Find and copy each line of the records where the string "технических" shows up.

-=-=-

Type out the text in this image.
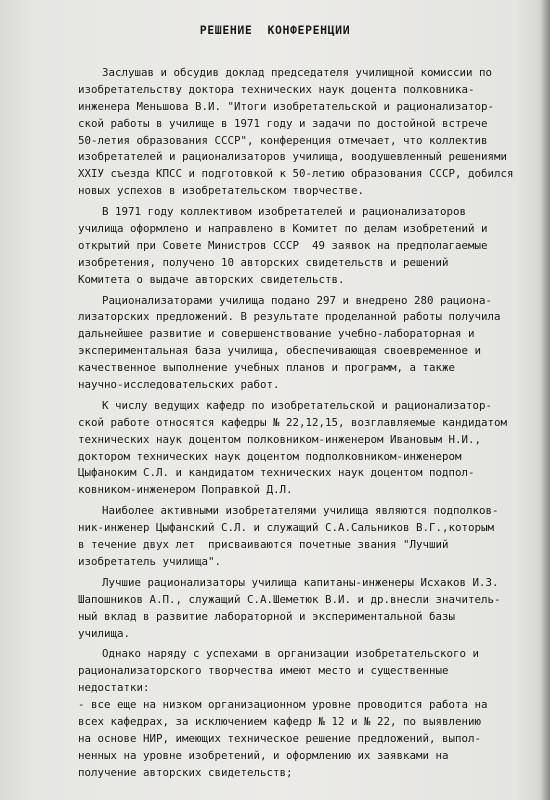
РЕШЕНИЕ  КОНФЕРЕНЦИИ
Заслушав и обсудив доклад председателя училищной комиссии по
изобретательству доктора технических наук доцента полковника-
инженера Меньшова В.И. "Итоги изобретательской и рационализатор-
ской работы в училище в 1971 году и задачи по достойной встрече
50-летия образования СССР", конференция отмечает, что коллектив
изобретателей и рационализаторов училища, воодушевленный решениями
ХХIУ съезда КПСС и подготовкой к 50-летию образования СССР, добился
новых успехов в изобретательском творчестве.
В 1971 году коллективом изобретателей и рационализаторов
училища оформлено и направлено в Комитет по делам изобретений и
открытий при Совете Министров СССР  49 заявок на предполагаемые
изобретения, получено 10 авторских свидетельств и решений
Комитета о выдаче авторских свидетельств.
Рационализаторами училища подано 297 и внедрено 280 рациона-
лизаторских предложений. В результате проделанной работы получила
дальнейшее развитие и совершенствование учебно-лабораторная и
экспериментальная база училища, обеспечивающая своевременное и
качественное выполнение учебных планов и программ, а также
научно-исследовательских работ.
К числу ведущих кафедр по изобретательской и рационализатор-
ской работе относятся кафедры № 22,12,15, возглавляемые кандидатом
технических наук доцентом полковником-инженером Ивановым Н.И.,
доктором технических наук доцентом подполковником-инженером
Цыфаноким С.Л. и кандидатом технических наук доцентом подпол-
ковником-инженером Поправкой Д.Л.
Наиболее активными изобретателями училища являются подполков-
ник-инженер Цыфанский С.Л. и служащий С.А.Сальников В.Г.,которым
в течение двух лет  присваиваются почетные звания "Лучший
изобретатель училища".
Лучшие рационализаторы училища капитаны-инженеры Исхаков И.З.
Шапошников А.П., служащий С.А.Шеметюк В.И. и др.внесли значитель-
ный вклад в развитие лабораторной и экспериментальной базы
училища.
Однако наряду с успехами в организации изобретательского и
рационализаторского творчества имеют место и существенные
недостатки:
- все еще на низком организационном уровне проводится работа на
всех кафедрах, за исключением кафедр № 12 и № 22, по выявлению
на основе НИР, имеющих техническое решение предложений, выпол-
ненных на уровне изобретений, и оформлению их заявками на
получение авторских свидетельств;
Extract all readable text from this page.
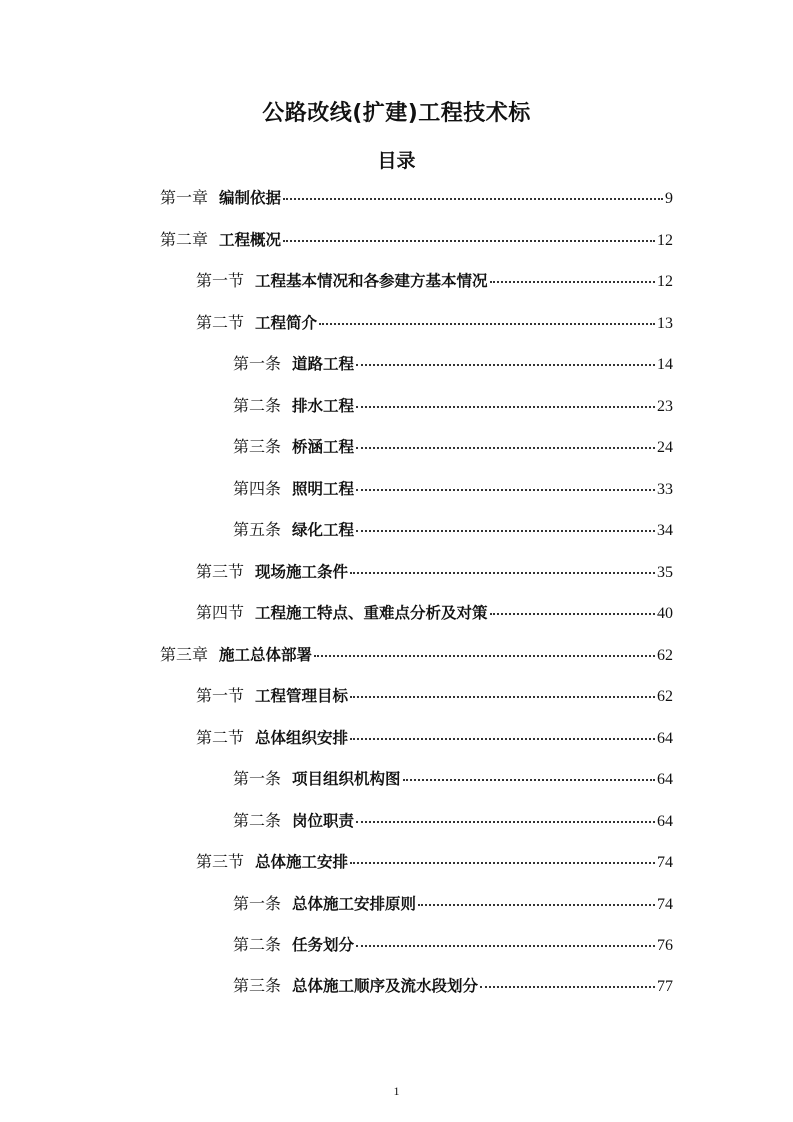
公路改线(扩建)工程技术标
目录
第一章 编制依据	9
第二章 工程概况	12
第一节 工程基本情况和各参建方基本情况	12
第二节 工程简介	13
第一条 道路工程	14
第二条 排水工程	23
第三条 桥涵工程	24
第四条 照明工程	33
第五条 绿化工程	34
第三节 现场施工条件	35
第四节 工程施工特点、重难点分析及对策	40
第三章 施工总体部署	62
第一节 工程管理目标	62
第二节 总体组织安排	64
第一条 项目组织机构图	64
第二条 岗位职责	64
第三节 总体施工安排	74
第一条 总体施工安排原则	74
第二条 任务划分	76
第三条 总体施工顺序及流水段划分	77
1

-=-=-

(Written response)
изобретательству доктора технических наук доцента полковника-
технических наук доцентом полковником-инженером Ивановым Н.И.,
доктором технических наук доцентом подполковником-инженером
Цыфаноким С.Л. и кандидатом технических наук доцентом подпол-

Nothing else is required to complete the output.